**Input data:**
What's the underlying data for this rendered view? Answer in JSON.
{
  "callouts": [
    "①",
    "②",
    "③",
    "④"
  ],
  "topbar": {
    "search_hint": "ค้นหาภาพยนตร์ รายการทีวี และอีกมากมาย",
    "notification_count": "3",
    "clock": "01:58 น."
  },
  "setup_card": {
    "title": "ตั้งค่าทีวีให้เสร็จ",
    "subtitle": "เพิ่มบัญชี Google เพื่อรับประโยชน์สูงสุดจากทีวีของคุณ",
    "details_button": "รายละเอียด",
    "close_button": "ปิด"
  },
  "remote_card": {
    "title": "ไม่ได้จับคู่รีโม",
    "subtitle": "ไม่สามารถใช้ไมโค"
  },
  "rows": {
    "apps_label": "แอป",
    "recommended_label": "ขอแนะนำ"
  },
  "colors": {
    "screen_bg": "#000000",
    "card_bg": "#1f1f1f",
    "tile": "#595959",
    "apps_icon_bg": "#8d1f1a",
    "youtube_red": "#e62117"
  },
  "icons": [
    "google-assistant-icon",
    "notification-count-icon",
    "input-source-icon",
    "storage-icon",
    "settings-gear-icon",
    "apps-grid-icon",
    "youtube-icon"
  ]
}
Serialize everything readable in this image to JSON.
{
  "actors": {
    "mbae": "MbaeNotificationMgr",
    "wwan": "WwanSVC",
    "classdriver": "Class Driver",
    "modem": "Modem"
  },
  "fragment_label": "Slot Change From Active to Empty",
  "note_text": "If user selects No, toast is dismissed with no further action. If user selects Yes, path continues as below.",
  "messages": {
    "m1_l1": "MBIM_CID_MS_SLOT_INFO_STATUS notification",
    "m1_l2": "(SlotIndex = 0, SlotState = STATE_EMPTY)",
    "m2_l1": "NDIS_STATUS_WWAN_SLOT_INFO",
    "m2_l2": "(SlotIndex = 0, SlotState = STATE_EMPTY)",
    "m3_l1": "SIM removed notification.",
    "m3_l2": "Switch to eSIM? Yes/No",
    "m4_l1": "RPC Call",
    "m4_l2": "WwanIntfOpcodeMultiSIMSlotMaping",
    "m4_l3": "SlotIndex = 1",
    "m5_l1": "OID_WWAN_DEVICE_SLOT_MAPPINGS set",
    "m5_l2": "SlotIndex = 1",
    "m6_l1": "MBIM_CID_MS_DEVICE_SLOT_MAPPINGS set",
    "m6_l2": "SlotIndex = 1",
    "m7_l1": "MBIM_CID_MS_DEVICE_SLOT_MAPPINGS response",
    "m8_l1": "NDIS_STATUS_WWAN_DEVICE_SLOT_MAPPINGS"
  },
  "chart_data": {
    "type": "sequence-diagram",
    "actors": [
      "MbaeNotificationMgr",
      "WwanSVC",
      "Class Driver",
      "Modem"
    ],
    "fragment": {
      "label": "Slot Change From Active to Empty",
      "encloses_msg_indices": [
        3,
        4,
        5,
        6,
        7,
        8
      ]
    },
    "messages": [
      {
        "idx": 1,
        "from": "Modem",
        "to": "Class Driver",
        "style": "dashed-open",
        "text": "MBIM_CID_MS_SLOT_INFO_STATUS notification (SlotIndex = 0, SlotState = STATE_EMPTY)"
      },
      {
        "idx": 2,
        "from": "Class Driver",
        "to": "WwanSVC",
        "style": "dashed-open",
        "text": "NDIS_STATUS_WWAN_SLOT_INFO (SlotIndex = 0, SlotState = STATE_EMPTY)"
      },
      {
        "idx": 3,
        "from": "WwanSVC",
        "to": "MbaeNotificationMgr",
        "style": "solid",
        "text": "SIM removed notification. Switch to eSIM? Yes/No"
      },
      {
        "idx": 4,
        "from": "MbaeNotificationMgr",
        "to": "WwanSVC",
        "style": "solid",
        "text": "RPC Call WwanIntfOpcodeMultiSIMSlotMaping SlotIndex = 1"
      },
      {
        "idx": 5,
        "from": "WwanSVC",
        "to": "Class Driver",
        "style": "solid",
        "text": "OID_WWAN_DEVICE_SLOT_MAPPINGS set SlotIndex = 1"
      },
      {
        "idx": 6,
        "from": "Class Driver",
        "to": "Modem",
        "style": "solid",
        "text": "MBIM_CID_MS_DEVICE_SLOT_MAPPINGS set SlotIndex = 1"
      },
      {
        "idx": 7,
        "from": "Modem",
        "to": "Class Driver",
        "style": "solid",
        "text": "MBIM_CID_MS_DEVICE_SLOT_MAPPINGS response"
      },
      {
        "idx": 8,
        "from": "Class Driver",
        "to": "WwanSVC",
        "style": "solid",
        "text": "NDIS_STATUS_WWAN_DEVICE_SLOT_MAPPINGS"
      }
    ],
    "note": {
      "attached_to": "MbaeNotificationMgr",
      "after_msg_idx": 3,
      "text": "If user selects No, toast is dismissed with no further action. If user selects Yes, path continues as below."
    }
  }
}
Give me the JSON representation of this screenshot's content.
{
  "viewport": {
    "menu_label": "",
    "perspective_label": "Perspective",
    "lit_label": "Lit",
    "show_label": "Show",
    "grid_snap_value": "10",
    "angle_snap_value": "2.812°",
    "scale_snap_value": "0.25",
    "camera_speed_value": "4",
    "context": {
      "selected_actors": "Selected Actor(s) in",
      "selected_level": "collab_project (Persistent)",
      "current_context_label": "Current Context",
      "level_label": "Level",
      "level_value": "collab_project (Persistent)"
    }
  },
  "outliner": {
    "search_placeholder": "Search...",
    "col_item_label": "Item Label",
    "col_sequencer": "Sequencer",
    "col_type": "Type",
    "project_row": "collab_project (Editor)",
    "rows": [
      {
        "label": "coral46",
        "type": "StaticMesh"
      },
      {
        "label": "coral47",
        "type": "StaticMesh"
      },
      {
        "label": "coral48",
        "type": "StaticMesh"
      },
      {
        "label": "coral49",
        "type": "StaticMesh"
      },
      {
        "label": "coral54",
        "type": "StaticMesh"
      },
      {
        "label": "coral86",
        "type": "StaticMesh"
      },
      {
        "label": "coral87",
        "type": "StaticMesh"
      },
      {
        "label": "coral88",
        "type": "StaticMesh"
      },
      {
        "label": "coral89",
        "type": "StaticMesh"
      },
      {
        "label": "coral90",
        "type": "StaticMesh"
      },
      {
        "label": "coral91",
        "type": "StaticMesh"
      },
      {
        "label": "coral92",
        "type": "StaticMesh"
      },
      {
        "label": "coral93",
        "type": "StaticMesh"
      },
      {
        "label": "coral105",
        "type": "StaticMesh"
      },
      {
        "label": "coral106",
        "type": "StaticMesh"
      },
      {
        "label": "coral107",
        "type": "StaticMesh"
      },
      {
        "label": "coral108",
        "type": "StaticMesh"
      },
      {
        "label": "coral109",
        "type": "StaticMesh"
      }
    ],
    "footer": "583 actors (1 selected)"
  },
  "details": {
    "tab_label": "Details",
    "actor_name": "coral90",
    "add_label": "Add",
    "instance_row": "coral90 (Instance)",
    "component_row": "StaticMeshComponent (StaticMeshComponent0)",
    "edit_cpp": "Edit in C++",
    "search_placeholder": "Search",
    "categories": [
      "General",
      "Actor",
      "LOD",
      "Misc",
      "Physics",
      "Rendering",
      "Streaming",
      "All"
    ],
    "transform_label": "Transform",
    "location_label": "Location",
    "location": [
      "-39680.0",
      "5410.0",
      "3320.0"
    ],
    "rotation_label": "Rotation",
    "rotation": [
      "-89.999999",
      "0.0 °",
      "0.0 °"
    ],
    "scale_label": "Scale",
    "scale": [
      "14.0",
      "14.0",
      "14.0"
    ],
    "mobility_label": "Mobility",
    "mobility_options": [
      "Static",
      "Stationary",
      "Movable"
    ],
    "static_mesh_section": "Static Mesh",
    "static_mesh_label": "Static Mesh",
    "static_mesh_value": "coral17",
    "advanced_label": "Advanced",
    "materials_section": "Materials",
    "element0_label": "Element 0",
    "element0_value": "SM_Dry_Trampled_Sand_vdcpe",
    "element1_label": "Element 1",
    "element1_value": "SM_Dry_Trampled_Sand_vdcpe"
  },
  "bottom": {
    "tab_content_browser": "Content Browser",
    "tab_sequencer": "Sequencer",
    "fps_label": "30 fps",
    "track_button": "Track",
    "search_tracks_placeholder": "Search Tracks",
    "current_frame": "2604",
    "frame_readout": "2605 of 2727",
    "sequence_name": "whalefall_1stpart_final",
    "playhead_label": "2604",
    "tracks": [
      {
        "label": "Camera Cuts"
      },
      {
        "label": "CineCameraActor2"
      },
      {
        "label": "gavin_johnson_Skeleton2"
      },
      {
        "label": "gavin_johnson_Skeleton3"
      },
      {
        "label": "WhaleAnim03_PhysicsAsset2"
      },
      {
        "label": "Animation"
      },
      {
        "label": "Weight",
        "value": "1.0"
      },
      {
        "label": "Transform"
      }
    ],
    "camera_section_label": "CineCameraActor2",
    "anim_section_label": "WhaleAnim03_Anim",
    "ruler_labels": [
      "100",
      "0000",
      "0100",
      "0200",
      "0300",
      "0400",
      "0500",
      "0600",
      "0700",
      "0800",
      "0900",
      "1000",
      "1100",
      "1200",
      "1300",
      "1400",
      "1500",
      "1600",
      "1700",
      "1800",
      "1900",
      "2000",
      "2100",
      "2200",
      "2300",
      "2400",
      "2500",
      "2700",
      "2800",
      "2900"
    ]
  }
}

**Instruction:**
Reproduce each line of the entries in which the word "path" is found.

**Right answer:**
  "note_text": "If user selects No, toast is dismissed with no further action. If user selects Yes, path continues as below.",
      "text": "If user selects No, toast is dismissed with no further action. If user selects Yes, path continues as below."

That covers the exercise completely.